Data to process:
##############################
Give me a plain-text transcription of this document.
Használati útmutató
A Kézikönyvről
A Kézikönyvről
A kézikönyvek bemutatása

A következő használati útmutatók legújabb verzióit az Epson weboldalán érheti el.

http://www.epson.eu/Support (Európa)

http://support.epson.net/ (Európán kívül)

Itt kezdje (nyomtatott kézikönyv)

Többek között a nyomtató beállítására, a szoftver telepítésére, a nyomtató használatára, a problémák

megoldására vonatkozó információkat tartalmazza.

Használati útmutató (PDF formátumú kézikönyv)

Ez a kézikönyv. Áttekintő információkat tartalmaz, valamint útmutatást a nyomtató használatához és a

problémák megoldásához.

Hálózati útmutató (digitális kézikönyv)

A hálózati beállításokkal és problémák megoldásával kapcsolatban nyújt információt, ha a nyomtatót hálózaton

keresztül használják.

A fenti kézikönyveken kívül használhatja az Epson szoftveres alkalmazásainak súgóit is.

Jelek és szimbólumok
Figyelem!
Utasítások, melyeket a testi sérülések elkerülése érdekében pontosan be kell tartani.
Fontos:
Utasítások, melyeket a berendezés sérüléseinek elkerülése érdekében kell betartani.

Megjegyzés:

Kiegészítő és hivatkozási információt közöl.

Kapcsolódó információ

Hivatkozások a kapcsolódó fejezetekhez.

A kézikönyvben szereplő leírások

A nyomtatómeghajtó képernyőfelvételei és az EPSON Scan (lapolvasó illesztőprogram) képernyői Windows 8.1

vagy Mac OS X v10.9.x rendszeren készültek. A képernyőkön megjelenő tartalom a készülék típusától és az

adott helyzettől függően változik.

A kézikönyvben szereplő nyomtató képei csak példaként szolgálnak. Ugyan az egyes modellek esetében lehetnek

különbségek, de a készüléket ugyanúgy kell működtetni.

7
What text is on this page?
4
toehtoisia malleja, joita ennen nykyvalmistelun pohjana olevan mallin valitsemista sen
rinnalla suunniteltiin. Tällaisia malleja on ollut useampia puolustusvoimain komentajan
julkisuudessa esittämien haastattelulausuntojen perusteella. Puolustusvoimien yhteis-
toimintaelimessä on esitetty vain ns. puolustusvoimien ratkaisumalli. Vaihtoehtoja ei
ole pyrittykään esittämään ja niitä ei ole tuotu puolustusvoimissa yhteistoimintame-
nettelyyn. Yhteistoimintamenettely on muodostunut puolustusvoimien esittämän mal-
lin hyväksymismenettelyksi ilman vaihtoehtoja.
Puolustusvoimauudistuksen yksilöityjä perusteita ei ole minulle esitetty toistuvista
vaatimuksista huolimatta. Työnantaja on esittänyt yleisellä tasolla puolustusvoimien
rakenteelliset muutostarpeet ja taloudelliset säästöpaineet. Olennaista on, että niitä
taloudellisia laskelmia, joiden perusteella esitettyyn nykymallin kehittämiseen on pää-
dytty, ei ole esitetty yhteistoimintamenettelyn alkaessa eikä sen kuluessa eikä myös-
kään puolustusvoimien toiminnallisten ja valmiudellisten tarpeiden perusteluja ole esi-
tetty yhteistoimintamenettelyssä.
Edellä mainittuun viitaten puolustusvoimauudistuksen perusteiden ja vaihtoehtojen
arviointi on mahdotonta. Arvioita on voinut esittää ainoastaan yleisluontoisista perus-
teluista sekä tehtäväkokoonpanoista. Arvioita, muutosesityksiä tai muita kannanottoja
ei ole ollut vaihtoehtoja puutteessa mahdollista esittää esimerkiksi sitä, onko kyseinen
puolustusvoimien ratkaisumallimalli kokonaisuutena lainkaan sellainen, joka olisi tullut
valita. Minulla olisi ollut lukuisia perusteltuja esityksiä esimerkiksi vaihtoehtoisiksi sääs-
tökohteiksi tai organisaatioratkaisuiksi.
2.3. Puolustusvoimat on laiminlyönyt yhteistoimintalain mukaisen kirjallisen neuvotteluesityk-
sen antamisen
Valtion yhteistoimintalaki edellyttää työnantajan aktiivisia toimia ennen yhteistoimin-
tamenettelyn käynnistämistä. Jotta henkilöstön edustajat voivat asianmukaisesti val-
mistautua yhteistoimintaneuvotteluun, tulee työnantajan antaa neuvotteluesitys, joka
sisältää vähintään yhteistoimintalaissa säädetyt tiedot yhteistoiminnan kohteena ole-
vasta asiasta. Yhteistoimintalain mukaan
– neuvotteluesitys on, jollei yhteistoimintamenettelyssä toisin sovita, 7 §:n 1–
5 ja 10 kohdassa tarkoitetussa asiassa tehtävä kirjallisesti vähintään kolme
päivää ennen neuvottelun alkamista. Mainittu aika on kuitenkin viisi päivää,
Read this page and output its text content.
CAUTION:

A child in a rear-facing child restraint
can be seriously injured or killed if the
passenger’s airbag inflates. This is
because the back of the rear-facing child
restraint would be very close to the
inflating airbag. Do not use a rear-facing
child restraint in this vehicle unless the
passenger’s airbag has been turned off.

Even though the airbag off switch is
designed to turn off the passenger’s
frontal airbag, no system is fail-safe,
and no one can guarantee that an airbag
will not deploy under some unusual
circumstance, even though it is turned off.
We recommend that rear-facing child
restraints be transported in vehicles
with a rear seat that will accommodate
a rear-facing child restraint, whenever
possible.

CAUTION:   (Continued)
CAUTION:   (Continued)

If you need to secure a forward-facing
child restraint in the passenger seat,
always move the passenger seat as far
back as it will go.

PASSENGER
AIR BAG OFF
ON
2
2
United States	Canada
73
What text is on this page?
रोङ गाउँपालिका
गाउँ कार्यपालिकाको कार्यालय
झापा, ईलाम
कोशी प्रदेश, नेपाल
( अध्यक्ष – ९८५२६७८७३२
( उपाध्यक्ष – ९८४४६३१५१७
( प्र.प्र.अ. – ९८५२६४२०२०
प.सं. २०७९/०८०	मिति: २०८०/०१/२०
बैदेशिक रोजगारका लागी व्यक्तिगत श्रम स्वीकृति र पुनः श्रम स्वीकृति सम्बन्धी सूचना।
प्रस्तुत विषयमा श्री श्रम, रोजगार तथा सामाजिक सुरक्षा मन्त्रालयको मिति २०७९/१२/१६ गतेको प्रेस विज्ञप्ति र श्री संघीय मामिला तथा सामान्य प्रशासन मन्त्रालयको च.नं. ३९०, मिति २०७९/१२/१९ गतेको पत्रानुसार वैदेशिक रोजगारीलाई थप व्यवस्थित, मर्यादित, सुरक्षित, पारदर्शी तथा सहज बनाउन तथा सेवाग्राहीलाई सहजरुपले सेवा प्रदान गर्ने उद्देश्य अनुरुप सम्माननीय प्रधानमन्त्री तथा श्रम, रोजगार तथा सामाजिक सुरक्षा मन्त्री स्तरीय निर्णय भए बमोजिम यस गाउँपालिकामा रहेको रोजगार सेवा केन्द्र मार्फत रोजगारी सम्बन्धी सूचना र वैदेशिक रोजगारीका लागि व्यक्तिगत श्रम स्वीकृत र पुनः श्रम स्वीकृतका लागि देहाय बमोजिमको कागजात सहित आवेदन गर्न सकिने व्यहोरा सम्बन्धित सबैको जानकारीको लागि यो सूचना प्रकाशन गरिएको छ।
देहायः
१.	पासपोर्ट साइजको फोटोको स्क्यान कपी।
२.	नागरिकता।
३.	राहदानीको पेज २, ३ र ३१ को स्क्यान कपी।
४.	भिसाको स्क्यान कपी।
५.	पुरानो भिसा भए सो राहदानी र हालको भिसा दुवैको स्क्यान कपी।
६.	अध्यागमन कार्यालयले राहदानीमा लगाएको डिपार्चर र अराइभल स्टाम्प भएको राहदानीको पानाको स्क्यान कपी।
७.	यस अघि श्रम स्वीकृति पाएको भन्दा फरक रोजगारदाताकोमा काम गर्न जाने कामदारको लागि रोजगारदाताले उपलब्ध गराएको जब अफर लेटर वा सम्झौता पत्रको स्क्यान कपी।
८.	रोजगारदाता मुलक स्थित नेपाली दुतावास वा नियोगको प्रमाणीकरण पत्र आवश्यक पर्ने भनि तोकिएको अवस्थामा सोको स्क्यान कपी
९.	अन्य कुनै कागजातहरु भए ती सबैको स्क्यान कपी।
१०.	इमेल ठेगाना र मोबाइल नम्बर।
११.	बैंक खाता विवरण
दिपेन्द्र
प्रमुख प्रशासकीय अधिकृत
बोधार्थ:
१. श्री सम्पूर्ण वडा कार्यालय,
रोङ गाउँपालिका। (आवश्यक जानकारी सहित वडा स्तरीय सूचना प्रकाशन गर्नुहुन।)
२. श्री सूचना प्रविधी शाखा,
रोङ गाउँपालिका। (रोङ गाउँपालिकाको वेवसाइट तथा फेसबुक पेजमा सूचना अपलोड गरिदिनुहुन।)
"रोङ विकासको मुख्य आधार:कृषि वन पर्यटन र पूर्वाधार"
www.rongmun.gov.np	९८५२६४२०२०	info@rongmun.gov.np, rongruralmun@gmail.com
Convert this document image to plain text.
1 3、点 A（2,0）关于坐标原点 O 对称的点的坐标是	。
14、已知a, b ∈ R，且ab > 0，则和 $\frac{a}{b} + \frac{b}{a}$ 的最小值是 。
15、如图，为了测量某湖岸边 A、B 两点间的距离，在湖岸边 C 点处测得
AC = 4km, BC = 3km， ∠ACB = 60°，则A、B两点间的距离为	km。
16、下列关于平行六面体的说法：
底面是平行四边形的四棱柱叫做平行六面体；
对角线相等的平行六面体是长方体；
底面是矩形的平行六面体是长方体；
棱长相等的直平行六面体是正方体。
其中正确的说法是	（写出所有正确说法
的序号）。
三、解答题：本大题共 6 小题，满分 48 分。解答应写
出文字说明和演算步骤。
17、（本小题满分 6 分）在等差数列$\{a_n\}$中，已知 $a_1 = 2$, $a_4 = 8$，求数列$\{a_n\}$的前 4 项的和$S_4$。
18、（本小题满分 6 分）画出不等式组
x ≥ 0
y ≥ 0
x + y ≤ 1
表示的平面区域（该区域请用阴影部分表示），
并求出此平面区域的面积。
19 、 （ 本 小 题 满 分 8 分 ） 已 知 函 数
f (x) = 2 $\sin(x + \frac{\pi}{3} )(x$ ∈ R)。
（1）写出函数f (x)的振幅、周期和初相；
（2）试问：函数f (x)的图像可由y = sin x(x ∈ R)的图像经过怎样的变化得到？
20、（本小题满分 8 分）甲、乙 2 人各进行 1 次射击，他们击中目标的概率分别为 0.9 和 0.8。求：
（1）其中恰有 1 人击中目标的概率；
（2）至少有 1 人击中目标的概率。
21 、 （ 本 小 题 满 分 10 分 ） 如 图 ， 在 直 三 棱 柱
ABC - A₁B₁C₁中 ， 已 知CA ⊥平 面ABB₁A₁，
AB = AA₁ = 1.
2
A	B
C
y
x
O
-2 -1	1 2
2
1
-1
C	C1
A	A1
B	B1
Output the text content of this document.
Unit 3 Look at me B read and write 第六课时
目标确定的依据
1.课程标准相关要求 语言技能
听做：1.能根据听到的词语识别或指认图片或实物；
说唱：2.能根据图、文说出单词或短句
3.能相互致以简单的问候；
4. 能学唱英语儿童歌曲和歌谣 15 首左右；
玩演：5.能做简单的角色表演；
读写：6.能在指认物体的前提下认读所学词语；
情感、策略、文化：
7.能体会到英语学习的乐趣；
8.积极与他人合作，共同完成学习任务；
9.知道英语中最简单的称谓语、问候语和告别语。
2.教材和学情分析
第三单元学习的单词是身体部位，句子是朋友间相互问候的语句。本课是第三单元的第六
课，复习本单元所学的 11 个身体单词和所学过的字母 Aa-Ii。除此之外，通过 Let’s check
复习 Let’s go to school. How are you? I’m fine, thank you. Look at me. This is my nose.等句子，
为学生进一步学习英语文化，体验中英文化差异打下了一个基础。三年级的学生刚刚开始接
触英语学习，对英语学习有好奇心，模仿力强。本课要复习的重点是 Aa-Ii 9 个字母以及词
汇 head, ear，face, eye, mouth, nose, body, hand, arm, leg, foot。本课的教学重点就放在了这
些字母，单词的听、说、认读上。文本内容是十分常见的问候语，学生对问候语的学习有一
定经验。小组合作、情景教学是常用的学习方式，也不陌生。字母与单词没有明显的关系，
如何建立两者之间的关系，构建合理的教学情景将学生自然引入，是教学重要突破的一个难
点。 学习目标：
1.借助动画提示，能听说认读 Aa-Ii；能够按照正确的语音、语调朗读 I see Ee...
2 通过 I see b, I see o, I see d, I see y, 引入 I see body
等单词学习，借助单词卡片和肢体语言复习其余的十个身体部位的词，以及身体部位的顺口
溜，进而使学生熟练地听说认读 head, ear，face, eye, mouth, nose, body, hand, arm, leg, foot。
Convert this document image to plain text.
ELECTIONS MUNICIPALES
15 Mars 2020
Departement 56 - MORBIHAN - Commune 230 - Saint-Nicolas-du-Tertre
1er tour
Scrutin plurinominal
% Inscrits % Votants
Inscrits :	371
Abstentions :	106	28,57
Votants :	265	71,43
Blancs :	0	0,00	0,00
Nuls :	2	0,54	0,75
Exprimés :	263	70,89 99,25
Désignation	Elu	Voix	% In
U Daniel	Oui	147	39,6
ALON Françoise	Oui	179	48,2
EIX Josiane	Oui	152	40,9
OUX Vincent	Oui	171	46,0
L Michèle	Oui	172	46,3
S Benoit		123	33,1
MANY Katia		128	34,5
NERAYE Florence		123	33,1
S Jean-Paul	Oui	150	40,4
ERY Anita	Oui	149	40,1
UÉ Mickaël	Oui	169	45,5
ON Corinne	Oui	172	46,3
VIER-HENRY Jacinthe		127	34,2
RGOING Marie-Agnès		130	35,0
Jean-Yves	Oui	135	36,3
##############################
Directive:
Looking at the material above, count the lines that hold "foot" and give the total alone.

Result for this task:
2